__Task details__. Return the whole listing exactly as it stands.

[Dataset items]
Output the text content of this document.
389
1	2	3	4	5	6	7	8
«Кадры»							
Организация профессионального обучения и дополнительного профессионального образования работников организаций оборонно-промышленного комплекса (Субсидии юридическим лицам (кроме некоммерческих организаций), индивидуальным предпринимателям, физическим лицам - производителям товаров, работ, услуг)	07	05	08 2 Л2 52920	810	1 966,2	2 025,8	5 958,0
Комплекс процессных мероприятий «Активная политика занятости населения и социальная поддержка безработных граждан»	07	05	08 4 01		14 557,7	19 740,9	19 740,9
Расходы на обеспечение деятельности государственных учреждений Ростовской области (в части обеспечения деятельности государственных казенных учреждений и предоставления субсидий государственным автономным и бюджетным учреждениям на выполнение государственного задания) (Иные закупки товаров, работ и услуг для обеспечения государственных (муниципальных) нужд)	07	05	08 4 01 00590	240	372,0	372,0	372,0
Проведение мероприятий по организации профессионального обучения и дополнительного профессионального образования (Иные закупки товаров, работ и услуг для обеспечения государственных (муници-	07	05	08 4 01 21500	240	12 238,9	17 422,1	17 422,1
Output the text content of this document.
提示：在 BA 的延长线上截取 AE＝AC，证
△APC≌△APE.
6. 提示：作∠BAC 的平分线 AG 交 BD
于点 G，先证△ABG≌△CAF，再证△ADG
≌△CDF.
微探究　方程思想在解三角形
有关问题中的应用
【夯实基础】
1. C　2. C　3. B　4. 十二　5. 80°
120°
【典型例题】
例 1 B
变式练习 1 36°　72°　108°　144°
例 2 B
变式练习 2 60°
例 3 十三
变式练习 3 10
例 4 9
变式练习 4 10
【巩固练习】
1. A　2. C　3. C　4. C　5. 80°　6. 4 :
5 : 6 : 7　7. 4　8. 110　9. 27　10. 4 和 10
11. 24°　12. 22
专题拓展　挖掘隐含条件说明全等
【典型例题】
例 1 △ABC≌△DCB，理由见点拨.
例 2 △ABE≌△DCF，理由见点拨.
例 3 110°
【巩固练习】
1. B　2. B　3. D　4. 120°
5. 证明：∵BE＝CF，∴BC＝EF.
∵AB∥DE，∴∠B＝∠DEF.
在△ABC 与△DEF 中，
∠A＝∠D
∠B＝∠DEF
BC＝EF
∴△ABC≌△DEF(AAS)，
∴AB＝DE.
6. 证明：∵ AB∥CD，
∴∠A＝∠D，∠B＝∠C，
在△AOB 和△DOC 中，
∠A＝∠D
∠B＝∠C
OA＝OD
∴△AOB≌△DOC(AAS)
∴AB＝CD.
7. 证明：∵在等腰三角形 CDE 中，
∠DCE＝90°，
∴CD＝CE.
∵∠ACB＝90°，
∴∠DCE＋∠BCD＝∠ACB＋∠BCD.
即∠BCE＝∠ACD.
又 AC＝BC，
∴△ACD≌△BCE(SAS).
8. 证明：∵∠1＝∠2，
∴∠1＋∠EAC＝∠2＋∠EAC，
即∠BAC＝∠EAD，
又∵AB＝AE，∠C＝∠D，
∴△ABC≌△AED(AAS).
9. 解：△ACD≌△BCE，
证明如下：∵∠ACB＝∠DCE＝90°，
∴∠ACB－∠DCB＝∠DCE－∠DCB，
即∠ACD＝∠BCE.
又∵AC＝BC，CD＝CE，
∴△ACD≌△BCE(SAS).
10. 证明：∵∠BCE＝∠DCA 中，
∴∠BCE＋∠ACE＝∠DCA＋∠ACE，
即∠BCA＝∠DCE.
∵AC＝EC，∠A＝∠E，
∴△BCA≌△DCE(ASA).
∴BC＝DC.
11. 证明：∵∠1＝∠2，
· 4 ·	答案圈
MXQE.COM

__Final result__.
Output the text content of this document.
389
1	2	3	4	5	6	7	8
«Кадры»							
Организация профессионального обучения и дополнительного профессионального образования работников организаций оборонно-промышленного комплекса (Субсидии юридическим лицам (кроме некоммерческих организаций), индивидуальным предпринимателям, физическим лицам - производителям товаров, работ, услуг)	07	05	08 2 Л2 52920	810	1 966,2	2 025,8	5 958,0
Комплекс процессных мероприятий «Активная политика занятости населения и социальная поддержка безработных граждан»	07	05	08 4 01		14 557,7	19 740,9	19 740,9
Расходы на обеспечение деятельности государственных учреждений Ростовской области (в части обеспечения деятельности государственных казенных учреждений и предоставления субсидий государственным автономным и бюджетным учреждениям на выполнение государственного задания) (Иные закупки товаров, работ и услуг для обеспечения государственных (муниципальных) нужд)	07	05	08 4 01 00590	240	372,0	372,0	372,0
Проведение мероприятий по организации профессионального обучения и дополнительного профессионального образования (Иные закупки товаров, работ и услуг для обеспечения государственных (муници-	07	05	08 4 01 21500	240	12 238,9	17 422,1	17 422,1
Output the text content of this document.
提示：在 BA 的延长线上截取 AE＝AC，证
△APC≌△APE.
6. 提示：作∠BAC 的平分线 AG 交 BD
于点 G，先证△ABG≌△CAF，再证△ADG
≌△CDF.
微探究　方程思想在解三角形
有关问题中的应用
【夯实基础】
1. C　2. C　3. B　4. 十二　5. 80°
120°
【典型例题】
例 1 B
变式练习 1 36°　72°　108°　144°
例 2 B
变式练习 2 60°
例 3 十三
变式练习 3 10
例 4 9
变式练习 4 10
【巩固练习】
1. A　2. C　3. C　4. C　5. 80°　6. 4 :
5 : 6 : 7　7. 4　8. 110　9. 27　10. 4 和 10
11. 24°　12. 22
专题拓展　挖掘隐含条件说明全等
【典型例题】
例 1 △ABC≌△DCB，理由见点拨.
例 2 △ABE≌△DCF，理由见点拨.
例 3 110°
【巩固练习】
1. B　2. B　3. D　4. 120°
5. 证明：∵BE＝CF，∴BC＝EF.
∵AB∥DE，∴∠B＝∠DEF.
在△ABC 与△DEF 中，
∠A＝∠D
∠B＝∠DEF
BC＝EF
∴△ABC≌△DEF(AAS)，
∴AB＝DE.
6. 证明：∵ AB∥CD，
∴∠A＝∠D，∠B＝∠C，
在△AOB 和△DOC 中，
∠A＝∠D
∠B＝∠C
OA＝OD
∴△AOB≌△DOC(AAS)
∴AB＝CD.
7. 证明：∵在等腰三角形 CDE 中，
∠DCE＝90°，
∴CD＝CE.
∵∠ACB＝90°，
∴∠DCE＋∠BCD＝∠ACB＋∠BCD.
即∠BCE＝∠ACD.
又 AC＝BC，
∴△ACD≌△BCE(SAS).
8. 证明：∵∠1＝∠2，
∴∠1＋∠EAC＝∠2＋∠EAC，
即∠BAC＝∠EAD，
又∵AB＝AE，∠C＝∠D，
∴△ABC≌△AED(AAS).
9. 解：△ACD≌△BCE，
证明如下：∵∠ACB＝∠DCE＝90°，
∴∠ACB－∠DCB＝∠DCE－∠DCB，
即∠ACD＝∠BCE.
又∵AC＝BC，CD＝CE，
∴△ACD≌△BCE(SAS).
10. 证明：∵∠BCE＝∠DCA 中，
∴∠BCE＋∠ACE＝∠DCA＋∠ACE，
即∠BCA＝∠DCE.
∵AC＝EC，∠A＝∠E，
∴△BCA≌△DCE(ASA).
∴BC＝DC.
11. 证明：∵∠1＝∠2，
· 4 ·	答案圈
MXQE.COM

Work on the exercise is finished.